[To be done] Copy out the complete listing, word for word.

[Dataset]
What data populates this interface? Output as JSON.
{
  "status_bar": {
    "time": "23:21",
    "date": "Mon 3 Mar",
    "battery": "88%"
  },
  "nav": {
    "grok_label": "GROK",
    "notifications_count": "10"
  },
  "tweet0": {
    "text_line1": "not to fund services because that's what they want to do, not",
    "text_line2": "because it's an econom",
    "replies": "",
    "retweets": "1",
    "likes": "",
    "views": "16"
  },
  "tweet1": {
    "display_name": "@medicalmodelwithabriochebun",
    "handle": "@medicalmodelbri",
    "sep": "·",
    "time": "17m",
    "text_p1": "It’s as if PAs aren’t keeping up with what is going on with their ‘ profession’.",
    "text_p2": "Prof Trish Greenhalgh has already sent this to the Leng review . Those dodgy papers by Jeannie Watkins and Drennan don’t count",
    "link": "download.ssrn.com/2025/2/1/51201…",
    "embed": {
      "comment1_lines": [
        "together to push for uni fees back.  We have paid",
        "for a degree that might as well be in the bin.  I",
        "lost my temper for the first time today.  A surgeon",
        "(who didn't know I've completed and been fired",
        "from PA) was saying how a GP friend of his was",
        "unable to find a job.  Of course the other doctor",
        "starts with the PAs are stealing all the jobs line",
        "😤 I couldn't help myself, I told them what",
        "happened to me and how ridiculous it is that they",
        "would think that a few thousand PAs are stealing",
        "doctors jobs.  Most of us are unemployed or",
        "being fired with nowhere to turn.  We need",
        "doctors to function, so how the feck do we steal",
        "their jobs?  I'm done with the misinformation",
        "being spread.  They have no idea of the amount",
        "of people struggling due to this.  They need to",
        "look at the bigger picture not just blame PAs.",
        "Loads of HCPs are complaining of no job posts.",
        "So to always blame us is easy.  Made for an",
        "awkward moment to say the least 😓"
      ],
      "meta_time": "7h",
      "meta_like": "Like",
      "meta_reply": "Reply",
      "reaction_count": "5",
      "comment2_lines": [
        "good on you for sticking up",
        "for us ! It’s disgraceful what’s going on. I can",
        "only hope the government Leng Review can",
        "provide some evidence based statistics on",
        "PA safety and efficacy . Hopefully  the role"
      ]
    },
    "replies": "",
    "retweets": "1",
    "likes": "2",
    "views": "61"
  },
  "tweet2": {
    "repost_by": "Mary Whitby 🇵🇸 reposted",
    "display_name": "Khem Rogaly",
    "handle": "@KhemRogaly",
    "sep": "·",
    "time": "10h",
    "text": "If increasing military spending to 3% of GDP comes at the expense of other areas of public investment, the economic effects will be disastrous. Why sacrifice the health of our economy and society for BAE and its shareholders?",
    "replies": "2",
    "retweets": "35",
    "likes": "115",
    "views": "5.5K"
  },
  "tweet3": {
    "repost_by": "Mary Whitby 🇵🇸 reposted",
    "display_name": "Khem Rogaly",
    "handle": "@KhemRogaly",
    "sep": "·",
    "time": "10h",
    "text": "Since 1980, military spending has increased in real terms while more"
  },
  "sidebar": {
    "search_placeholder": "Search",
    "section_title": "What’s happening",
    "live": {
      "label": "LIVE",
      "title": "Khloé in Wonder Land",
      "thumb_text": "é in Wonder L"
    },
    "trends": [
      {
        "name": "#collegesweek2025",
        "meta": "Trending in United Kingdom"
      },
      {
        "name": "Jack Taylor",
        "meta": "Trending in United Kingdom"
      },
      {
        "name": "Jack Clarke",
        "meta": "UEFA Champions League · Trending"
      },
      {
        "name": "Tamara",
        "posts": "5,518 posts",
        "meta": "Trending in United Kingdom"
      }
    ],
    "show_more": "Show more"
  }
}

[Written answer]
What data populates this interface? Output as JSON.
{
  "status_bar": {
    "time": "23:21",
    "date": "Mon 3 Mar",
    "battery": "88%"
  },
  "nav": {
    "grok_label": "GROK",
    "notifications_count": "10"
  },
  "tweet0": {
    "text_line1": "not to fund services because that's what they want to do, not",
    "text_line2": "because it's an econom",
    "replies": "",
    "retweets": "1",
    "likes": "",
    "views": "16"
  },
  "tweet1": {
    "display_name": "@medicalmodelwithabriochebun",
    "handle": "@medicalmodelbri",
    "sep": "·",
    "time": "17m",
    "text_p1": "It’s as if PAs aren’t keeping up with what is going on with their ‘ profession’.",
    "text_p2": "Prof Trish Greenhalgh has already sent this to the Leng review . Those dodgy papers by Jeannie Watkins and Drennan don’t count",
    "link": "download.ssrn.com/2025/2/1/51201…",
    "embed": {
      "comment1_lines": [
        "together to push for uni fees back.  We have paid",
        "for a degree that might as well be in the bin.  I",
        "lost my temper for the first time today.  A surgeon",
        "(who didn't know I've completed and been fired",
        "from PA) was saying how a GP friend of his was",
        "unable to find a job.  Of course the other doctor",
        "starts with the PAs are stealing all the jobs line",
        "😤 I couldn't help myself, I told them what",
        "happened to me and how ridiculous it is that they",
        "would think that a few thousand PAs are stealing",
        "doctors jobs.  Most of us are unemployed or",
        "being fired with nowhere to turn.  We need",
        "doctors to function, so how the feck do we steal",
        "their jobs?  I'm done with the misinformation",
        "being spread.  They have no idea of the amount",
        "of people struggling due to this.  They need to",
        "look at the bigger picture not just blame PAs.",
        "Loads of HCPs are complaining of no job posts.",
        "So to always blame us is easy.  Made for an",
        "awkward moment to say the least 😓"
      ],
      "meta_time": "7h",
      "meta_like": "Like",
      "meta_reply": "Reply",
      "reaction_count": "5",
      "comment2_lines": [
        "good on you for sticking up",
        "for us ! It’s disgraceful what’s going on. I can",
        "only hope the government Leng Review can",
        "provide some evidence based statistics on",
        "PA safety and efficacy . Hopefully  the role"
      ]
    },
    "replies": "",
    "retweets": "1",
    "likes": "2",
    "views": "61"
  },
  "tweet2": {
    "repost_by": "Mary Whitby 🇵🇸 reposted",
    "display_name": "Khem Rogaly",
    "handle": "@KhemRogaly",
    "sep": "·",
    "time": "10h",
    "text": "If increasing military spending to 3% of GDP comes at the expense of other areas of public investment, the economic effects will be disastrous. Why sacrifice the health of our economy and society for BAE and its shareholders?",
    "replies": "2",
    "retweets": "35",
    "likes": "115",
    "views": "5.5K"
  },
  "tweet3": {
    "repost_by": "Mary Whitby 🇵🇸 reposted",
    "display_name": "Khem Rogaly",
    "handle": "@KhemRogaly",
    "sep": "·",
    "time": "10h",
    "text": "Since 1980, military spending has increased in real terms while more"
  },
  "sidebar": {
    "search_placeholder": "Search",
    "section_title": "What’s happening",
    "live": {
      "label": "LIVE",
      "title": "Khloé in Wonder Land",
      "thumb_text": "é in Wonder L"
    },
    "trends": [
      {
        "name": "#collegesweek2025",
        "meta": "Trending in United Kingdom"
      },
      {
        "name": "Jack Taylor",
        "meta": "Trending in United Kingdom"
      },
      {
        "name": "Jack Clarke",
        "meta": "UEFA Champions League · Trending"
      },
      {
        "name": "Tamara",
        "posts": "5,518 posts",
        "meta": "Trending in United Kingdom"
      }
    ],
    "show_more": "Show more"
  }
}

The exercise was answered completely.